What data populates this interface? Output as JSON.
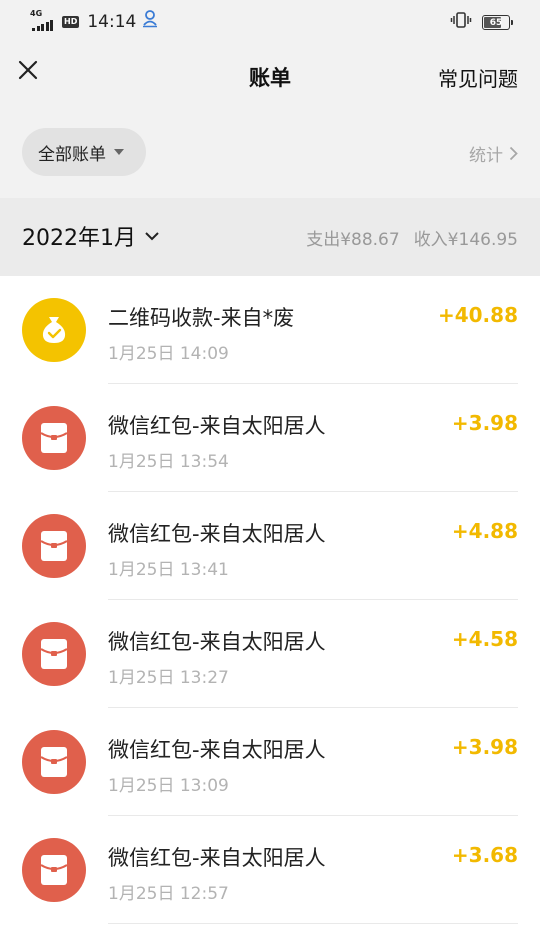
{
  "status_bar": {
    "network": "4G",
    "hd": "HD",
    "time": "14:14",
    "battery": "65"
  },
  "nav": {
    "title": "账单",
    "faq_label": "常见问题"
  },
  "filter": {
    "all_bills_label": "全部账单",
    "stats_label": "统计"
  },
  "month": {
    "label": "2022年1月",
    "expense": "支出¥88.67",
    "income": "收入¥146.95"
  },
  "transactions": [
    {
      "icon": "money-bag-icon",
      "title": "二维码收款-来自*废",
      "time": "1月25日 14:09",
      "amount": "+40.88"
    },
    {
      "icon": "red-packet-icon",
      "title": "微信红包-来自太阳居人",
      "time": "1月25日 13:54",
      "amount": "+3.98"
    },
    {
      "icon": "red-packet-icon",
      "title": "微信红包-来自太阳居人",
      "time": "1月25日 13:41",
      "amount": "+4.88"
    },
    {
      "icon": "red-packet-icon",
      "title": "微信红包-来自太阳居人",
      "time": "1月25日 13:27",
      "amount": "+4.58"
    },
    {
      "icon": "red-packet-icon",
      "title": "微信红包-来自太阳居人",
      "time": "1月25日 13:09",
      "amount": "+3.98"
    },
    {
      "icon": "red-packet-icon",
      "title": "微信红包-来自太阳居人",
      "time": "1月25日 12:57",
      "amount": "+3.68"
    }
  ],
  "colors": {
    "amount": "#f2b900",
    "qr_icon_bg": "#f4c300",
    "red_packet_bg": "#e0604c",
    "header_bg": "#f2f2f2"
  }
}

Given task: Keep the pictures out of the copy and return the rest of the data above exactly.

Answer below:
What data populates this interface? Output as JSON.
{
  "status_bar": {
    "network": "4G",
    "hd": "HD",
    "time": "14:14",
    "battery": "65"
  },
  "nav": {
    "title": "账单",
    "faq_label": "常见问题"
  },
  "filter": {
    "all_bills_label": "全部账单",
    "stats_label": "统计"
  },
  "month": {
    "label": "2022年1月",
    "expense": "支出¥88.67",
    "income": "收入¥146.95"
  },
  "transactions": [
    {
      "icon": "money-bag-icon",
      "title": "二维码收款-来自*废",
      "time": "1月25日 14:09",
      "amount": "+40.88"
    },
    {
      "icon": "red-packet-icon",
      "title": "微信红包-来自太阳居人",
      "time": "1月25日 13:54",
      "amount": "+3.98"
    },
    {
      "icon": "red-packet-icon",
      "title": "微信红包-来自太阳居人",
      "time": "1月25日 13:41",
      "amount": "+4.88"
    },
    {
      "icon": "red-packet-icon",
      "title": "微信红包-来自太阳居人",
      "time": "1月25日 13:27",
      "amount": "+4.58"
    },
    {
      "icon": "red-packet-icon",
      "title": "微信红包-来自太阳居人",
      "time": "1月25日 13:09",
      "amount": "+3.98"
    },
    {
      "icon": "red-packet-icon",
      "title": "微信红包-来自太阳居人",
      "time": "1月25日 12:57",
      "amount": "+3.68"
    }
  ],
  "colors": {
    "amount": "#f2b900",
    "qr_icon_bg": "#f4c300",
    "red_packet_bg": "#e0604c",
    "header_bg": "#f2f2f2"
  }
}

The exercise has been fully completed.